Leave out the images and repeat the listing below without a single change.

-----

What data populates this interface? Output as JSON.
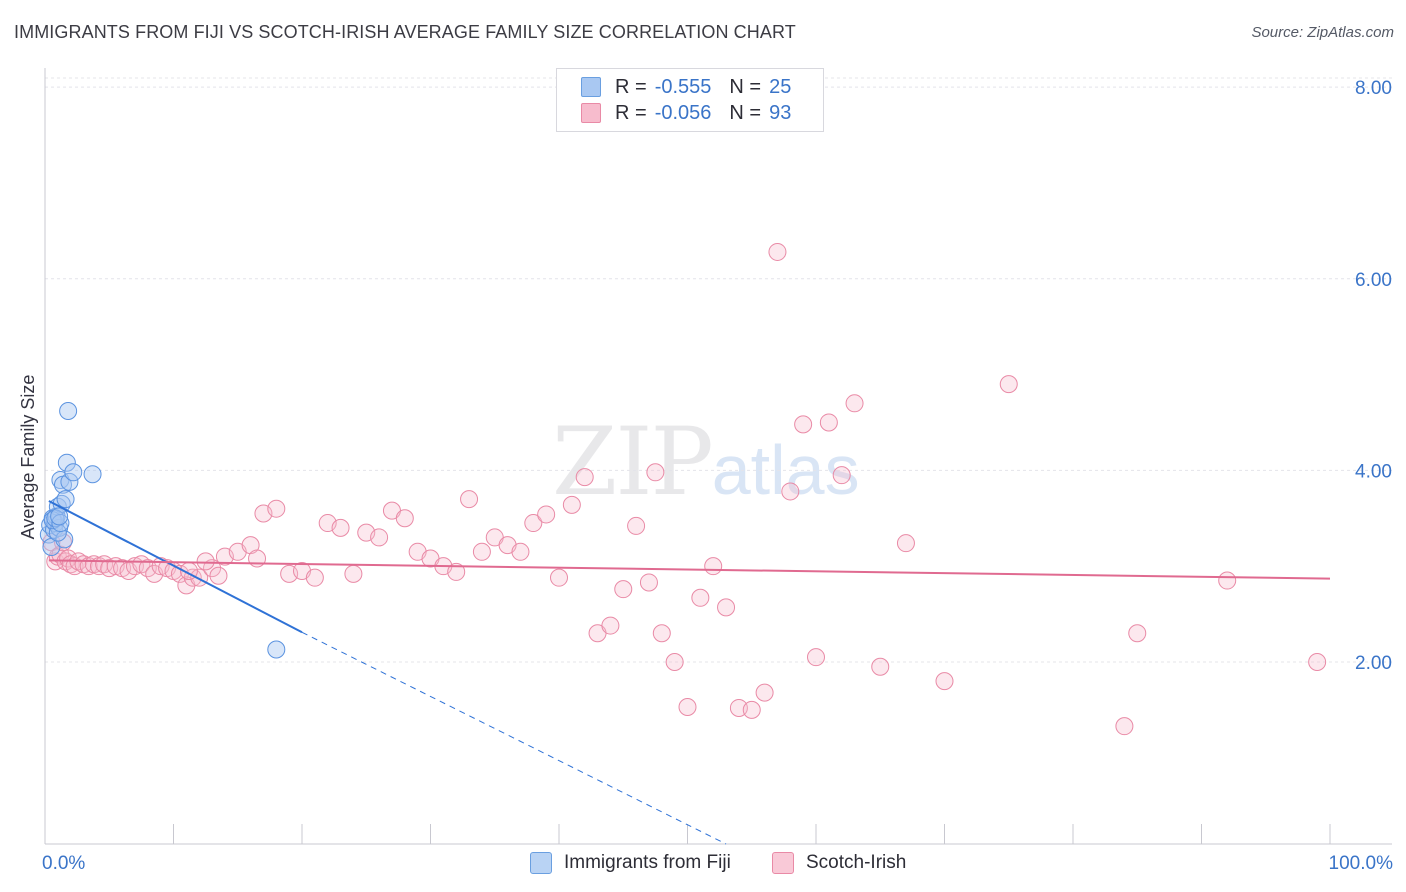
{
  "title": "IMMIGRANTS FROM FIJI VS SCOTCH-IRISH AVERAGE FAMILY SIZE CORRELATION CHART",
  "source": "Source: ZipAtlas.com",
  "watermark": {
    "zip": "ZIP",
    "atlas": "atlas"
  },
  "legend_stats": [
    {
      "r_label": "R =",
      "r_value": "-0.555",
      "n_label": "N =",
      "n_value": "25",
      "color": "#a9c8f2",
      "border": "#6a9fe0"
    },
    {
      "r_label": "R =",
      "r_value": "-0.056",
      "n_label": "N =",
      "n_value": "93",
      "color": "#f7bccd",
      "border": "#e98aa6"
    }
  ],
  "colors": {
    "fiji": "#5b93e0",
    "fiji_line": "#2f72d6",
    "scotch": "#e98aa6",
    "scotch_line": "#e06a90",
    "tick_label": "#3a74c8",
    "grid": "#e4e4ea",
    "axis": "#c8c8d0"
  },
  "chart_data": {
    "type": "scatter",
    "xlabel": "",
    "ylabel": "Average Family Size",
    "xlim": [
      0,
      100
    ],
    "ylim": [
      0.1,
      8.2
    ],
    "y_ticks": [
      2.0,
      4.0,
      6.0,
      8.0
    ],
    "y_tick_labels": [
      "2.00",
      "4.00",
      "6.00",
      "8.00"
    ],
    "x_tick_labels": [
      "0.0%",
      "100.0%"
    ],
    "x_minor_ticks": [
      0,
      10,
      20,
      30,
      40,
      50,
      60,
      70,
      80,
      90,
      100
    ],
    "grid": true,
    "legend_position": "top-center",
    "series": [
      {
        "name": "Immigrants from Fiji",
        "trend": {
          "x0": 0.3,
          "y0": 3.68,
          "x1": 20,
          "y1": 2.31,
          "dashed_to_x": 53,
          "dashed_to_y": 0.1
        },
        "points": [
          [
            0.3,
            3.33
          ],
          [
            0.4,
            3.43
          ],
          [
            0.5,
            3.2
          ],
          [
            0.6,
            3.5
          ],
          [
            0.7,
            3.38
          ],
          [
            0.8,
            3.45
          ],
          [
            0.9,
            3.52
          ],
          [
            1.0,
            3.62
          ],
          [
            1.1,
            3.4
          ],
          [
            1.2,
            3.9
          ],
          [
            1.3,
            3.65
          ],
          [
            1.4,
            3.85
          ],
          [
            1.5,
            3.28
          ],
          [
            1.6,
            3.7
          ],
          [
            1.7,
            4.08
          ],
          [
            1.8,
            4.62
          ],
          [
            1.9,
            3.88
          ],
          [
            2.2,
            3.98
          ],
          [
            1.0,
            3.35
          ],
          [
            0.6,
            3.48
          ],
          [
            0.8,
            3.5
          ],
          [
            1.2,
            3.45
          ],
          [
            3.7,
            3.96
          ],
          [
            1.1,
            3.52
          ],
          [
            18.0,
            2.13
          ]
        ]
      },
      {
        "name": "Scotch-Irish",
        "trend": {
          "x0": 0.3,
          "y0": 3.06,
          "x1": 100,
          "y1": 2.87
        },
        "points": [
          [
            0.5,
            3.25
          ],
          [
            0.8,
            3.05
          ],
          [
            1.0,
            3.1
          ],
          [
            1.2,
            3.12
          ],
          [
            1.4,
            3.25
          ],
          [
            1.6,
            3.05
          ],
          [
            1.8,
            3.08
          ],
          [
            2.0,
            3.02
          ],
          [
            2.3,
            3.0
          ],
          [
            2.6,
            3.05
          ],
          [
            3.0,
            3.02
          ],
          [
            3.4,
            3.0
          ],
          [
            3.8,
            3.02
          ],
          [
            4.2,
            3.0
          ],
          [
            4.6,
            3.02
          ],
          [
            5.0,
            2.98
          ],
          [
            5.5,
            3.0
          ],
          [
            6.0,
            2.98
          ],
          [
            6.5,
            2.95
          ],
          [
            7.0,
            3.0
          ],
          [
            7.5,
            3.02
          ],
          [
            8.0,
            2.98
          ],
          [
            8.5,
            2.92
          ],
          [
            9.0,
            3.0
          ],
          [
            9.5,
            2.98
          ],
          [
            10.0,
            2.95
          ],
          [
            10.5,
            2.92
          ],
          [
            11.0,
            2.8
          ],
          [
            11.5,
            2.88
          ],
          [
            12.0,
            2.88
          ],
          [
            13.0,
            2.98
          ],
          [
            13.5,
            2.9
          ],
          [
            14.0,
            3.1
          ],
          [
            15.0,
            3.15
          ],
          [
            16.0,
            3.22
          ],
          [
            12.5,
            3.05
          ],
          [
            11.2,
            2.95
          ],
          [
            16.5,
            3.08
          ],
          [
            17.0,
            3.55
          ],
          [
            18.0,
            3.6
          ],
          [
            19.0,
            2.92
          ],
          [
            20.0,
            2.95
          ],
          [
            21.0,
            2.88
          ],
          [
            22.0,
            3.45
          ],
          [
            23.0,
            3.4
          ],
          [
            24.0,
            2.92
          ],
          [
            25.0,
            3.35
          ],
          [
            26.0,
            3.3
          ],
          [
            27.0,
            3.58
          ],
          [
            28.0,
            3.5
          ],
          [
            29.0,
            3.15
          ],
          [
            30.0,
            3.08
          ],
          [
            31.0,
            3.0
          ],
          [
            32.0,
            2.94
          ],
          [
            33.0,
            3.7
          ],
          [
            34.0,
            3.15
          ],
          [
            35.0,
            3.3
          ],
          [
            36.0,
            3.22
          ],
          [
            37.0,
            3.15
          ],
          [
            38.0,
            3.45
          ],
          [
            39.0,
            3.54
          ],
          [
            40.0,
            2.88
          ],
          [
            41.0,
            3.64
          ],
          [
            42.0,
            3.93
          ],
          [
            43.0,
            2.3
          ],
          [
            44.0,
            2.38
          ],
          [
            45.0,
            2.76
          ],
          [
            46.0,
            3.42
          ],
          [
            47.0,
            2.83
          ],
          [
            47.5,
            3.98
          ],
          [
            48.0,
            2.3
          ],
          [
            49.0,
            2.0
          ],
          [
            50.0,
            1.53
          ],
          [
            51.0,
            2.67
          ],
          [
            52.0,
            3.0
          ],
          [
            53.0,
            2.57
          ],
          [
            54.0,
            1.52
          ],
          [
            55.0,
            1.5
          ],
          [
            56.0,
            1.68
          ],
          [
            57.0,
            6.28
          ],
          [
            58.0,
            3.78
          ],
          [
            59.0,
            4.48
          ],
          [
            60.0,
            2.05
          ],
          [
            61.0,
            4.5
          ],
          [
            62.0,
            3.95
          ],
          [
            63.0,
            4.7
          ],
          [
            65.0,
            1.95
          ],
          [
            67.0,
            3.24
          ],
          [
            70.0,
            1.8
          ],
          [
            75.0,
            4.9
          ],
          [
            84.0,
            1.33
          ],
          [
            85.0,
            2.3
          ],
          [
            92.0,
            2.85
          ],
          [
            99.0,
            2.0
          ]
        ]
      }
    ]
  },
  "bottom_legend": [
    {
      "label": "Immigrants from Fiji",
      "color": "#b9d3f4",
      "border": "#6a9fe0"
    },
    {
      "label": "Scotch-Irish",
      "color": "#f9c9d7",
      "border": "#e98aa6"
    }
  ]
}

-----

(Worked answer):
What data populates this interface? Output as JSON.
{
  "title": "IMMIGRANTS FROM FIJI VS SCOTCH-IRISH AVERAGE FAMILY SIZE CORRELATION CHART",
  "source": "Source: ZipAtlas.com",
  "watermark": {
    "zip": "ZIP",
    "atlas": "atlas"
  },
  "legend_stats": [
    {
      "r_label": "R =",
      "r_value": "-0.555",
      "n_label": "N =",
      "n_value": "25",
      "color": "#a9c8f2",
      "border": "#6a9fe0"
    },
    {
      "r_label": "R =",
      "r_value": "-0.056",
      "n_label": "N =",
      "n_value": "93",
      "color": "#f7bccd",
      "border": "#e98aa6"
    }
  ],
  "colors": {
    "fiji": "#5b93e0",
    "fiji_line": "#2f72d6",
    "scotch": "#e98aa6",
    "scotch_line": "#e06a90",
    "tick_label": "#3a74c8",
    "grid": "#e4e4ea",
    "axis": "#c8c8d0"
  },
  "chart_data": {
    "type": "scatter",
    "xlabel": "",
    "ylabel": "Average Family Size",
    "xlim": [
      0,
      100
    ],
    "ylim": [
      0.1,
      8.2
    ],
    "y_ticks": [
      2.0,
      4.0,
      6.0,
      8.0
    ],
    "y_tick_labels": [
      "2.00",
      "4.00",
      "6.00",
      "8.00"
    ],
    "x_tick_labels": [
      "0.0%",
      "100.0%"
    ],
    "x_minor_ticks": [
      0,
      10,
      20,
      30,
      40,
      50,
      60,
      70,
      80,
      90,
      100
    ],
    "grid": true,
    "legend_position": "top-center",
    "series": [
      {
        "name": "Immigrants from Fiji",
        "trend": {
          "x0": 0.3,
          "y0": 3.68,
          "x1": 20,
          "y1": 2.31,
          "dashed_to_x": 53,
          "dashed_to_y": 0.1
        },
        "points": [
          [
            0.3,
            3.33
          ],
          [
            0.4,
            3.43
          ],
          [
            0.5,
            3.2
          ],
          [
            0.6,
            3.5
          ],
          [
            0.7,
            3.38
          ],
          [
            0.8,
            3.45
          ],
          [
            0.9,
            3.52
          ],
          [
            1.0,
            3.62
          ],
          [
            1.1,
            3.4
          ],
          [
            1.2,
            3.9
          ],
          [
            1.3,
            3.65
          ],
          [
            1.4,
            3.85
          ],
          [
            1.5,
            3.28
          ],
          [
            1.6,
            3.7
          ],
          [
            1.7,
            4.08
          ],
          [
            1.8,
            4.62
          ],
          [
            1.9,
            3.88
          ],
          [
            2.2,
            3.98
          ],
          [
            1.0,
            3.35
          ],
          [
            0.6,
            3.48
          ],
          [
            0.8,
            3.5
          ],
          [
            1.2,
            3.45
          ],
          [
            3.7,
            3.96
          ],
          [
            1.1,
            3.52
          ],
          [
            18.0,
            2.13
          ]
        ]
      },
      {
        "name": "Scotch-Irish",
        "trend": {
          "x0": 0.3,
          "y0": 3.06,
          "x1": 100,
          "y1": 2.87
        },
        "points": [
          [
            0.5,
            3.25
          ],
          [
            0.8,
            3.05
          ],
          [
            1.0,
            3.1
          ],
          [
            1.2,
            3.12
          ],
          [
            1.4,
            3.25
          ],
          [
            1.6,
            3.05
          ],
          [
            1.8,
            3.08
          ],
          [
            2.0,
            3.02
          ],
          [
            2.3,
            3.0
          ],
          [
            2.6,
            3.05
          ],
          [
            3.0,
            3.02
          ],
          [
            3.4,
            3.0
          ],
          [
            3.8,
            3.02
          ],
          [
            4.2,
            3.0
          ],
          [
            4.6,
            3.02
          ],
          [
            5.0,
            2.98
          ],
          [
            5.5,
            3.0
          ],
          [
            6.0,
            2.98
          ],
          [
            6.5,
            2.95
          ],
          [
            7.0,
            3.0
          ],
          [
            7.5,
            3.02
          ],
          [
            8.0,
            2.98
          ],
          [
            8.5,
            2.92
          ],
          [
            9.0,
            3.0
          ],
          [
            9.5,
            2.98
          ],
          [
            10.0,
            2.95
          ],
          [
            10.5,
            2.92
          ],
          [
            11.0,
            2.8
          ],
          [
            11.5,
            2.88
          ],
          [
            12.0,
            2.88
          ],
          [
            13.0,
            2.98
          ],
          [
            13.5,
            2.9
          ],
          [
            14.0,
            3.1
          ],
          [
            15.0,
            3.15
          ],
          [
            16.0,
            3.22
          ],
          [
            12.5,
            3.05
          ],
          [
            11.2,
            2.95
          ],
          [
            16.5,
            3.08
          ],
          [
            17.0,
            3.55
          ],
          [
            18.0,
            3.6
          ],
          [
            19.0,
            2.92
          ],
          [
            20.0,
            2.95
          ],
          [
            21.0,
            2.88
          ],
          [
            22.0,
            3.45
          ],
          [
            23.0,
            3.4
          ],
          [
            24.0,
            2.92
          ],
          [
            25.0,
            3.35
          ],
          [
            26.0,
            3.3
          ],
          [
            27.0,
            3.58
          ],
          [
            28.0,
            3.5
          ],
          [
            29.0,
            3.15
          ],
          [
            30.0,
            3.08
          ],
          [
            31.0,
            3.0
          ],
          [
            32.0,
            2.94
          ],
          [
            33.0,
            3.7
          ],
          [
            34.0,
            3.15
          ],
          [
            35.0,
            3.3
          ],
          [
            36.0,
            3.22
          ],
          [
            37.0,
            3.15
          ],
          [
            38.0,
            3.45
          ],
          [
            39.0,
            3.54
          ],
          [
            40.0,
            2.88
          ],
          [
            41.0,
            3.64
          ],
          [
            42.0,
            3.93
          ],
          [
            43.0,
            2.3
          ],
          [
            44.0,
            2.38
          ],
          [
            45.0,
            2.76
          ],
          [
            46.0,
            3.42
          ],
          [
            47.0,
            2.83
          ],
          [
            47.5,
            3.98
          ],
          [
            48.0,
            2.3
          ],
          [
            49.0,
            2.0
          ],
          [
            50.0,
            1.53
          ],
          [
            51.0,
            2.67
          ],
          [
            52.0,
            3.0
          ],
          [
            53.0,
            2.57
          ],
          [
            54.0,
            1.52
          ],
          [
            55.0,
            1.5
          ],
          [
            56.0,
            1.68
          ],
          [
            57.0,
            6.28
          ],
          [
            58.0,
            3.78
          ],
          [
            59.0,
            4.48
          ],
          [
            60.0,
            2.05
          ],
          [
            61.0,
            4.5
          ],
          [
            62.0,
            3.95
          ],
          [
            63.0,
            4.7
          ],
          [
            65.0,
            1.95
          ],
          [
            67.0,
            3.24
          ],
          [
            70.0,
            1.8
          ],
          [
            75.0,
            4.9
          ],
          [
            84.0,
            1.33
          ],
          [
            85.0,
            2.3
          ],
          [
            92.0,
            2.85
          ],
          [
            99.0,
            2.0
          ]
        ]
      }
    ]
  },
  "bottom_legend": [
    {
      "label": "Immigrants from Fiji",
      "color": "#b9d3f4",
      "border": "#6a9fe0"
    },
    {
      "label": "Scotch-Irish",
      "color": "#f9c9d7",
      "border": "#e98aa6"
    }
  ]
}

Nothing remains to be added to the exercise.